> Work to complete
List each line holding the string "zadavatelem".
——
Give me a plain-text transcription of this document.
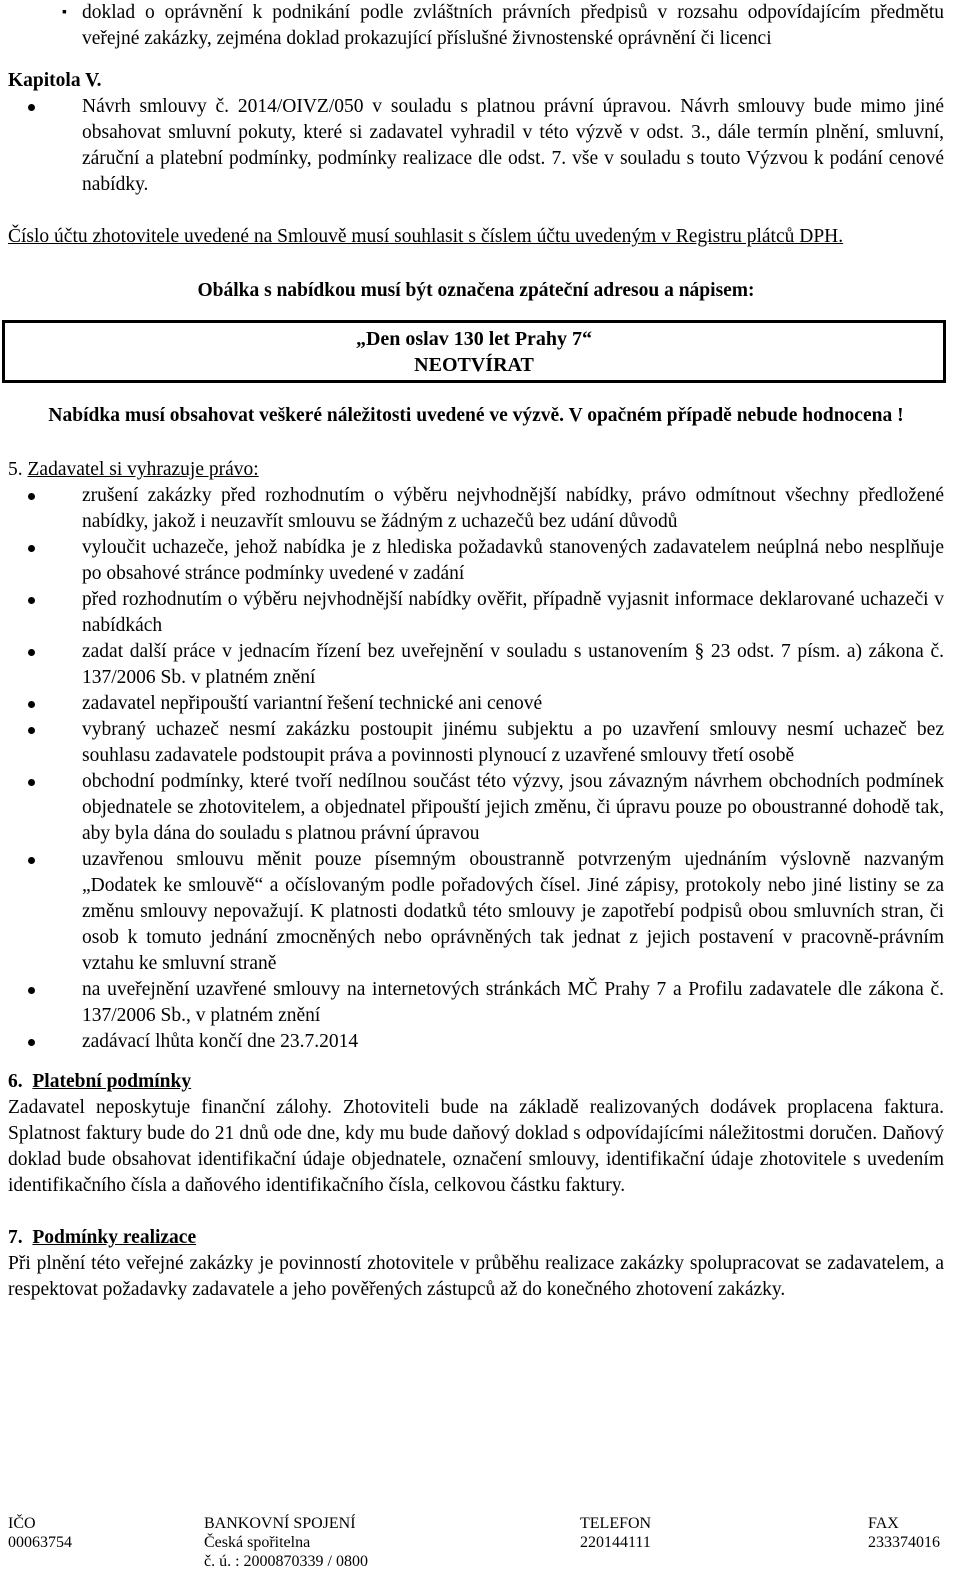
▪ doklad o oprávnění k podnikání podle zvláštních právních předpisů v rozsahu odpovídajícím předmětu veřejné zakázky, zejména doklad prokazující příslušné živnostenské oprávnění či licenci

Kapitola V.

Návrh smlouvy č. 2014/OIVZ/050 v souladu s platnou právní úpravou. Návrh smlouvy bude mimo jiné obsahovat smluvní pokuty, které si zadavatel vyhradil v této výzvě v odst. 3., dále termín plnění, smluvní, záruční a platební podmínky, podmínky realizace dle odst. 7. vše v souladu s touto Výzvou k podání cenové nabídky.

Číslo účtu zhotovitele uvedené na Smlouvě musí souhlasit s číslem účtu uvedeným v Registru plátců DPH.

Obálka s nabídkou musí být označena zpáteční adresou a nápisem:

„Den oslav 130 let Prahy 7“
NEOTVÍRAT

Nabídka musí obsahovat veškeré náležitosti uvedené ve výzvě. V opačném případě nebude hodnocena !

5. Zadavatel si vyhrazuje právo:

zrušení zakázky před rozhodnutím o výběru nejvhodnější nabídky, právo odmítnout všechny předložené nabídky, jakož i neuzavřít smlouvu se žádným z uchazečů bez udání důvodů
vyloučit uchazeče, jehož nabídka je z hlediska požadavků stanovených zadavatelem neúplná nebo nesplňuje po obsahové stránce podmínky uvedené v zadání
před rozhodnutím o výběru nejvhodnější nabídky ověřit, případně vyjasnit informace deklarované uchazeči v nabídkách
zadat další práce v jednacím řízení bez uveřejnění v souladu s ustanovením § 23 odst. 7 písm. a) zákona č. 137/2006 Sb. v platném znění
zadavatel nepřipouští variantní řešení technické ani cenové
vybraný uchazeč nesmí zakázku postoupit jinému subjektu a po uzavření smlouvy nesmí uchazeč bez souhlasu zadavatele podstoupit práva a povinnosti plynoucí z uzavřené smlouvy třetí osobě
obchodní podmínky, které tvoří nedílnou součást této výzvy, jsou závazným návrhem obchodních podmínek objednatele se zhotovitelem, a objednatel připouští jejich změnu, či úpravu pouze po oboustranné dohodě tak, aby byla dána do souladu s platnou právní úpravou
uzavřenou smlouvu měnit pouze písemným oboustranně potvrzeným ujednáním výslovně nazvaným „Dodatek ke smlouvě“ a očíslovaným podle pořadových čísel. Jiné zápisy, protokoly nebo jiné listiny se za změnu smlouvy nepovažují. K platnosti dodatků této smlouvy je zapotřebí podpisů obou smluvních stran, či osob k tomuto jednání zmocněných nebo oprávněných tak jednat z jejich postavení v pracovně-právním vztahu ke smluvní straně
na uveřejnění uzavřené smlouvy na internetových stránkách MČ Prahy 7 a Profilu zadavatele dle zákona č. 137/2006 Sb., v platném znění
zadávací lhůta končí dne 23.7.2014

6. Platební podmínky

Zadavatel neposkytuje finanční zálohy. Zhotoviteli bude na základě realizovaných dodávek proplacena faktura. Splatnost faktury bude do 21 dnů ode dne, kdy mu bude daňový doklad s odpovídajícími náležitostmi doručen. Daňový doklad bude obsahovat identifikační údaje objednatele, označení smlouvy, identifikační údaje zhotovitele s uvedením identifikačního čísla a daňového identifikačního čísla, celkovou částku faktury.

7. Podmínky realizace

Při plnění této veřejné zakázky je povinností zhotovitele v průběhu realizace zakázky spolupracovat se zadavatelem, a respektovat požadavky zadavatele a jeho pověřených zástupců až do konečného zhotovení zakázky.

IČO
00063754
BANKOVNÍ SPOJENÍ
Česká spořitelna
č. ú. : 2000870339 / 0800
TELEFON
220144111
FAX
233374016
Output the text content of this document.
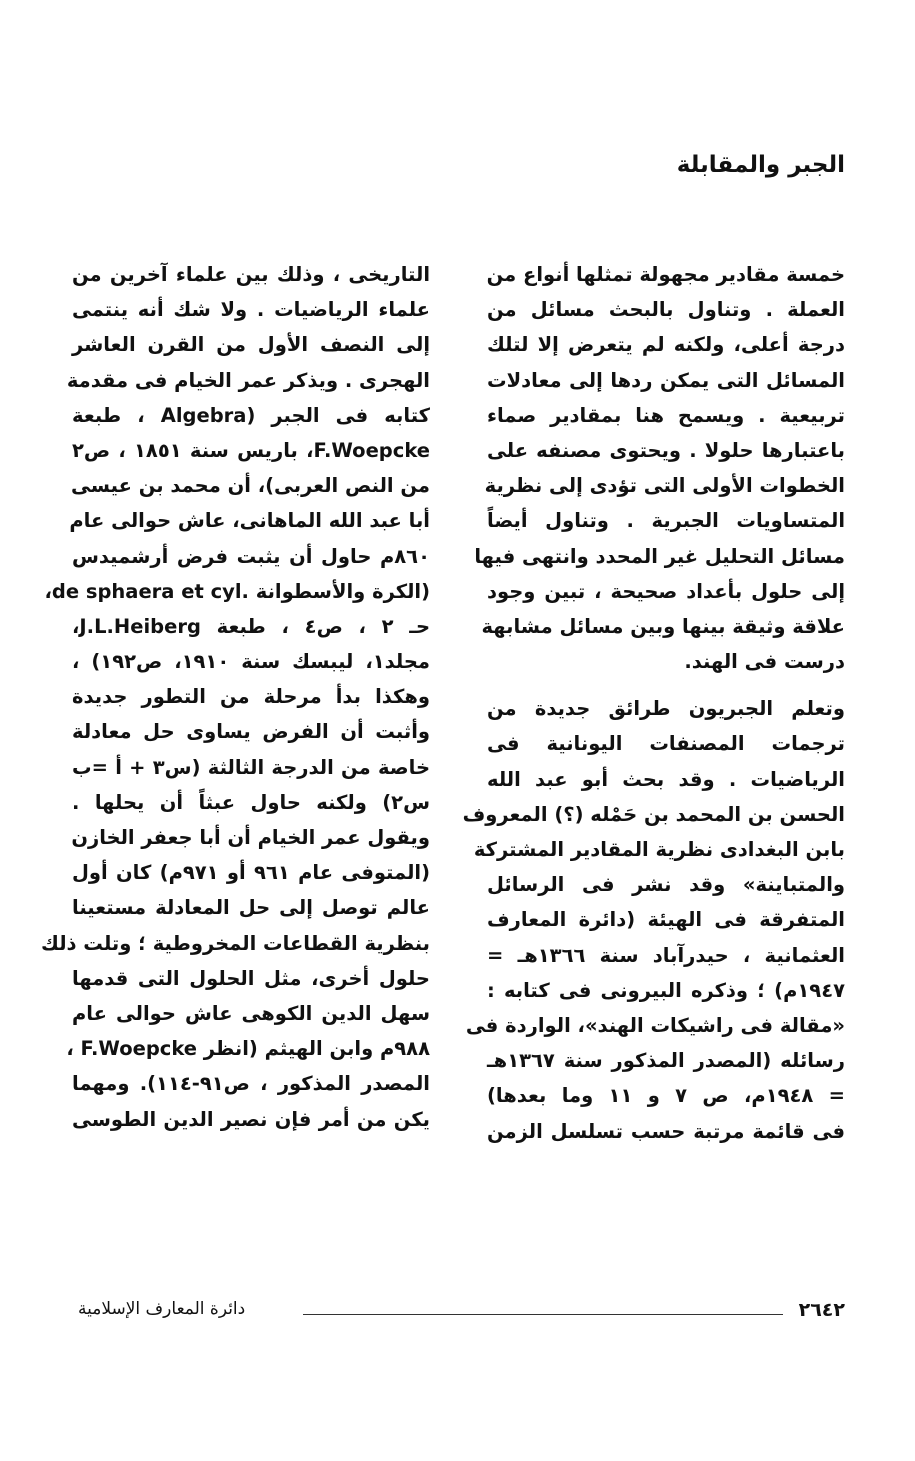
الجبر والمقابلة
خمسة مقادير مجهولة تمثلها أنواع من
العملة . وتناول بالبحث مسائل من
درجة أعلى، ولكنه لم يتعرض إلا لتلك
المسائل التى يمكن ردها إلى معادلات
تربيعية . ويسمح هنا بمقادير صماء
باعتبارها حلولا . ويحتوى مصنفه على
الخطوات الأولى التى تؤدى إلى نظرية
المتساويات الجبرية . وتناول أيضاً
مسائل التحليل غير المحدد وانتهى فيها
إلى حلول بأعداد صحيحة ، تبين وجود
علاقة وثيقة بينها وبين مسائل مشابهة
درست فى الهند.
وتعلم الجبريون طرائق جديدة من
ترجمات المصنفات اليونانية فى
الرياضيات . وقد بحث أبو عبد الله
الحسن بن المحمد بن حَمْله (؟) المعروف
بابن البغدادى نظرية المقادير المشتركة
والمتباينة» وقد نشر فى الرسائل
المتفرقة فى الهيئة (دائرة المعارف
العثمانية ، حيدرآباد سنة ١٣٦٦هـ =
١٩٤٧م) ؛ وذكره البيرونى فى كتابه :
«مقالة فى راشيكات الهند»، الواردة فى
رسائله (المصدر المذكور سنة ١٣٦٧هـ
= ١٩٤٨م، ص ٧ و ١١ وما بعدها)
فى قائمة مرتبة حسب تسلسل الزمن
التاريخى ، وذلك بين علماء آخرين من
علماء الرياضيات . ولا شك أنه ينتمى
إلى النصف الأول من القرن العاشر
الهجرى . ويذكر عمر الخيام فى مقدمة
كتابه فى الجبر (Algebra ، طبعة
F.Woepcke، باريس سنة ١٨٥١ ، ص٢
من النص العربى)، أن محمد بن عيسى
أبا عبد الله الماهانى، عاش حوالى عام
٨٦٠م حاول أن يثبت فرض أرشميدس
(الكرة والأسطوانة .de sphaera et cyl،
حـ ٢ ، ص٤ ، طبعة J.L.Heiberg،
مجلد١، ليبسك سنة ١٩١٠، ص١٩٢) ،
وهكذا بدأ مرحلة من التطور جديدة
وأثبت أن الفرض يساوى حل معادلة
خاصة من الدرجة الثالثة (س٣ + أ =ب
س٢) ولكنه حاول عبثاً أن يحلها .
ويقول عمر الخيام أن أبا جعفر الخازن
(المتوفى عام ٩٦١ أو ٩٧١م) كان أول
عالم توصل إلى حل المعادلة مستعينا
بنظرية القطاعات المخروطية ؛ وتلت ذلك
حلول أخرى، مثل الحلول التى قدمها
سهل الدين الكوهى عاش حوالى عام
٩٨٨م وابن الهيثم (انظر F.Woepcke ،
المصدر المذكور ، ص٩١-١١٤). ومهما
يكن من أمر فإن نصير الدين الطوسى
٢٦٤٢
دائرة المعارف الإسلامية
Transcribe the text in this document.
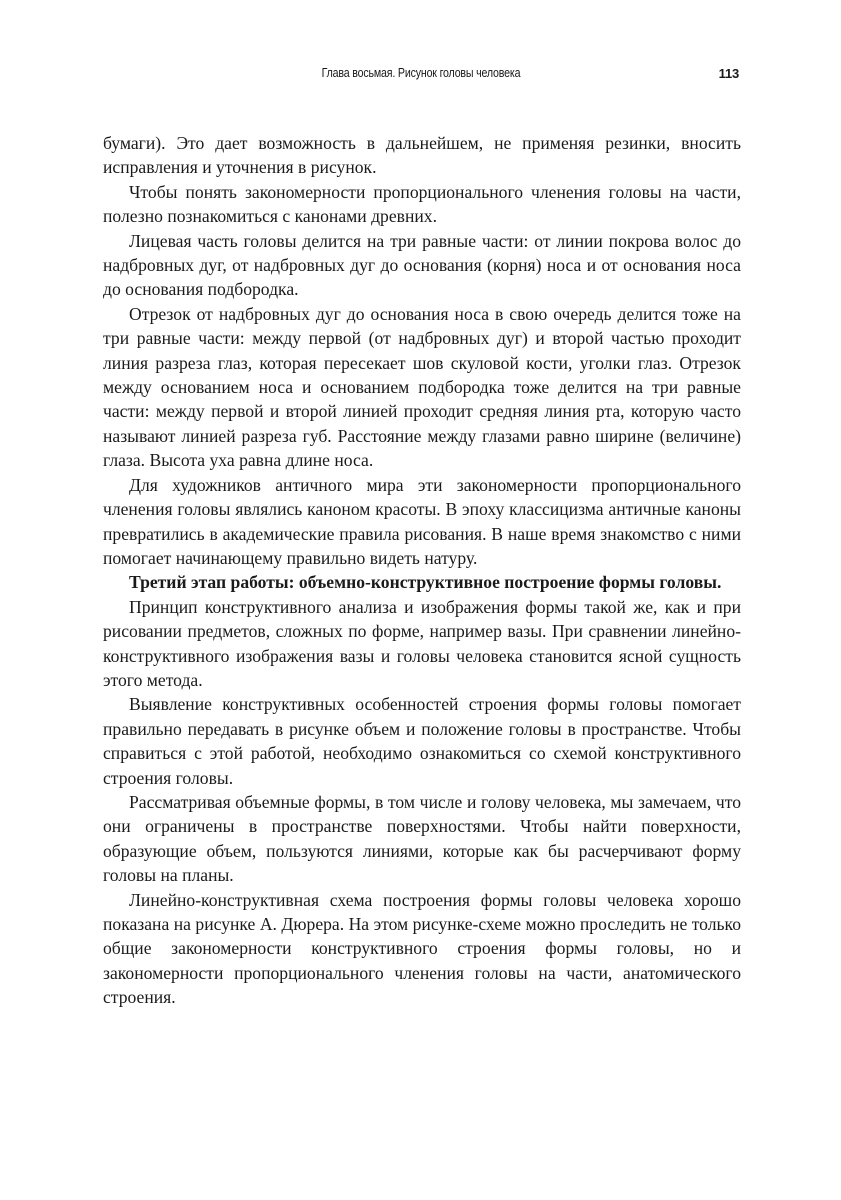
Глава восьмая. Рисунок головы человека	113

бумаги). Это дает возможность в дальнейшем, не применяя резинки, вносить исправления и уточнения в рисунок.

Чтобы понять закономерности пропорционального членения головы на части, полезно познакомиться с канонами древних.

Лицевая часть головы делится на три равные части: от линии покрова волос до надбровных дуг, от надбровных дуг до основания (корня) носа и от основания носа до основания подбородка.

Отрезок от надбровных дуг до основания носа в свою очередь делится тоже на три равные части: между первой (от надбровных дуг) и второй частью проходит линия разреза глаз, которая пересекает шов скуловой кости, уголки глаз. Отрезок между основанием носа и основанием подбородка тоже делится на три равные части: между первой и второй линией проходит средняя линия рта, которую часто называют линией разреза губ. Расстояние между глазами равно ширине (величине) глаза. Высота уха равна длине носа.

Для художников античного мира эти закономерности пропорционального членения головы являлись каноном красоты. В эпоху классицизма античные каноны превратились в академические правила рисования. В наше время знакомство с ними помогает начинающему правильно видеть натуру.

Третий этап работы: объемно-конструктивное построение формы головы.

Принцип конструктивного анализа и изображения формы такой же, как и при рисовании предметов, сложных по форме, например вазы. При сравнении линейно-конструктивного изображения вазы и головы человека становится ясной сущность этого метода.

Выявление конструктивных особенностей строения формы головы помогает правильно передавать в рисунке объем и положение головы в пространстве. Чтобы справиться с этой работой, необходимо ознакомиться со схемой конструктивного строения головы.

Рассматривая объемные формы, в том числе и голову человека, мы замечаем, что они ограничены в пространстве поверхностями. Чтобы найти поверхности, образующие объем, пользуются линиями, которые как бы расчерчивают форму головы на планы.

Линейно-конструктивная схема построения формы головы человека хорошо показана на рисунке А. Дюрера. На этом рисунке-схеме можно проследить не только общие закономерности конструктивного строения формы головы, но и закономерности пропорционального членения головы на части, анатомического строения.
——
> Task response
vyloučit uchazeče, jehož nabídka je z hlediska požadavků stanovených zadavatelem neúplná nebo nesplňuje po obsahové stránce podmínky uvedené v zadání
Při plnění této veřejné zakázky je povinností zhotovitele v průběhu realizace zakázky spolupracovat se zadavatelem, a respektovat požadavky zadavatele a jeho pověřených zástupců až do konečného zhotovení zakázky.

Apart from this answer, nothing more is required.